Return the material word for word. Do not include pictures.

=======

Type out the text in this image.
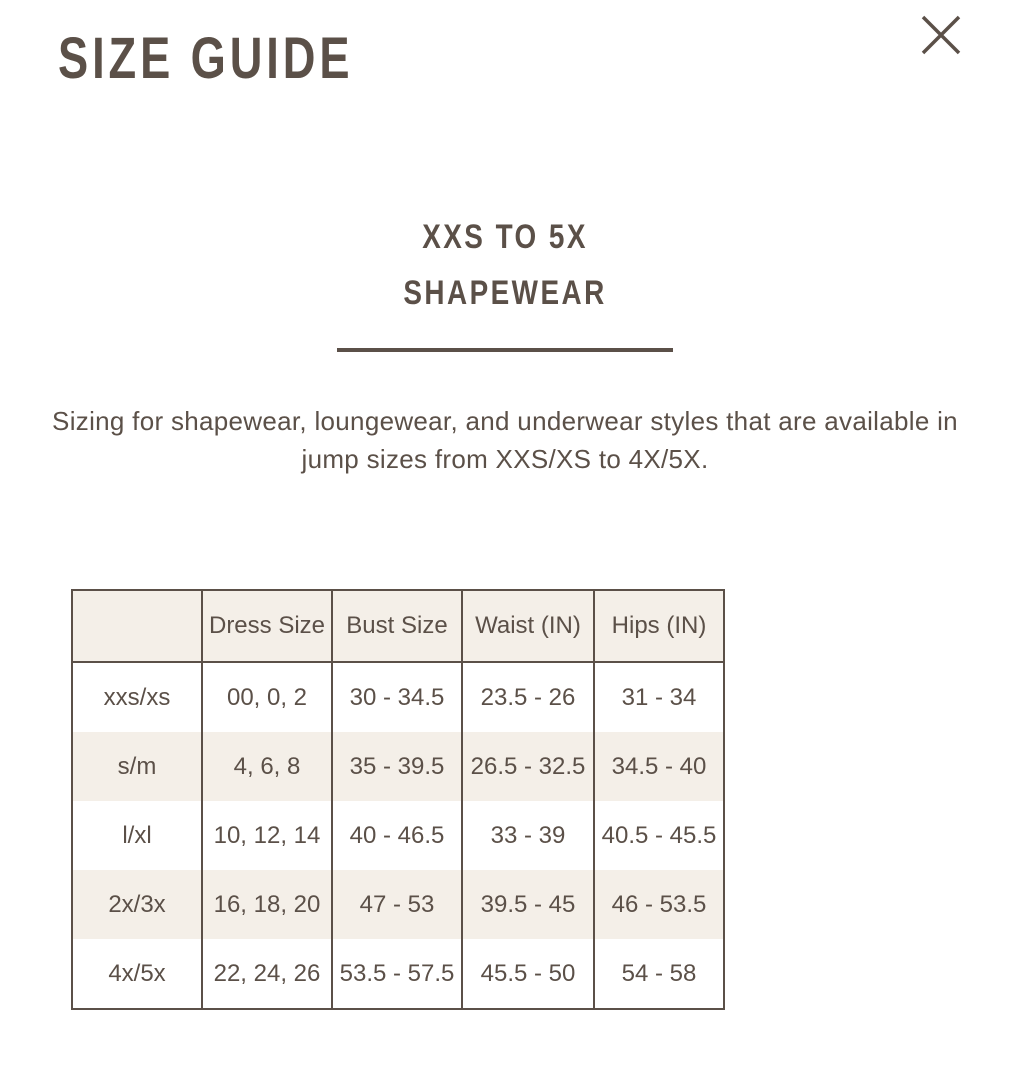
SIZE GUIDE
XXS TO 5X
SHAPEWEAR
Sizing for shapewear, loungewear, and underwear styles that are available in jump sizes from XXS/XS to 4X/5X.
	Dress Size	Bust Size	Waist (IN)	Hips (IN)
xxs/xs	00, 0, 2	30 - 34.5	23.5 - 26	31 - 34
s/m	4, 6, 8	35 - 39.5	26.5 - 32.5	34.5 - 40
l/xl	10, 12, 14	40 - 46.5	33 - 39	40.5 - 45.5
2x/3x	16, 18, 20	47 - 53	39.5 - 45	46 - 53.5
4x/5x	22, 24, 26	53.5 - 57.5	45.5 - 50	54 - 58
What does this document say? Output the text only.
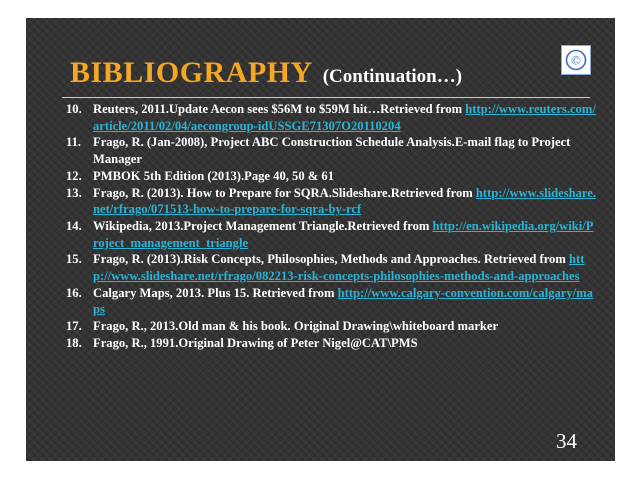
BIBLIOGRAPHY (Continuation…)
©
10. Reuters, 2011.Update Aecon sees $56M to $59M hit…Retrieved from http://www.reuters.com/article/2011/02/04/aecongroup-idUSSGE71307O20110204
11. Frago, R. (Jan-2008), Project ABC Construction Schedule Analysis.E-mail flag to Project Manager
12. PMBOK 5th Edition (2013).Page 40, 50 & 61
13. Frago, R. (2013). How to Prepare for SQRA.Slideshare.Retrieved from http://www.slideshare.net/rfrago/071513-how-to-prepare-for-sqra-by-rcf
14. Wikipedia, 2013.Project Management Triangle.Retrieved from http://en.wikipedia.org/wiki/Project_management_triangle
15. Frago, R. (2013).Risk Concepts, Philosophies, Methods and Approaches. Retrieved from http://www.slideshare.net/rfrago/082213-risk-concepts-philosophies-methods-and-approaches
16. Calgary Maps, 2013. Plus 15. Retrieved from http://www.calgary-convention.com/calgary/maps
17. Frago, R., 2013.Old man & his book. Original Drawing\whiteboard marker
18. Frago, R., 1991.Original Drawing of Peter Nigel@CAT\PMS
34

=======

## Solution to the problem
Type out the text in this image.
SIZE GUIDE
XXS TO 5X
SHAPEWEAR
Sizing for shapewear, loungewear, and underwear styles that are available in jump sizes from XXS/XS to 4X/5X.
	Dress Size	Bust Size	Waist (IN)	Hips (IN)
xxs/xs	00, 0, 2	30 - 34.5	23.5 - 26	31 - 34
s/m	4, 6, 8	35 - 39.5	26.5 - 32.5	34.5 - 40
l/xl	10, 12, 14	40 - 46.5	33 - 39	40.5 - 45.5
2x/3x	16, 18, 20	47 - 53	39.5 - 45	46 - 53.5
4x/5x	22, 24, 26	53.5 - 57.5	45.5 - 50	54 - 58
What does this document say? Output the text only.
BIBLIOGRAPHY (Continuation…)
©
10. Reuters, 2011.Update Aecon sees $56M to $59M hit…Retrieved from http://www.reuters.com/article/2011/02/04/aecongroup-idUSSGE71307O20110204
11. Frago, R. (Jan-2008), Project ABC Construction Schedule Analysis.E-mail flag to Project Manager
12. PMBOK 5th Edition (2013).Page 40, 50 & 61
13. Frago, R. (2013). How to Prepare for SQRA.Slideshare.Retrieved from http://www.slideshare.net/rfrago/071513-how-to-prepare-for-sqra-by-rcf
14. Wikipedia, 2013.Project Management Triangle.Retrieved from http://en.wikipedia.org/wiki/Project_management_triangle
15. Frago, R. (2013).Risk Concepts, Philosophies, Methods and Approaches. Retrieved from http://www.slideshare.net/rfrago/082213-risk-concepts-philosophies-methods-and-approaches
16. Calgary Maps, 2013. Plus 15. Retrieved from http://www.calgary-convention.com/calgary/maps
17. Frago, R., 2013.Old man & his book. Original Drawing\whiteboard marker
18. Frago, R., 1991.Original Drawing of Peter Nigel@CAT\PMS
34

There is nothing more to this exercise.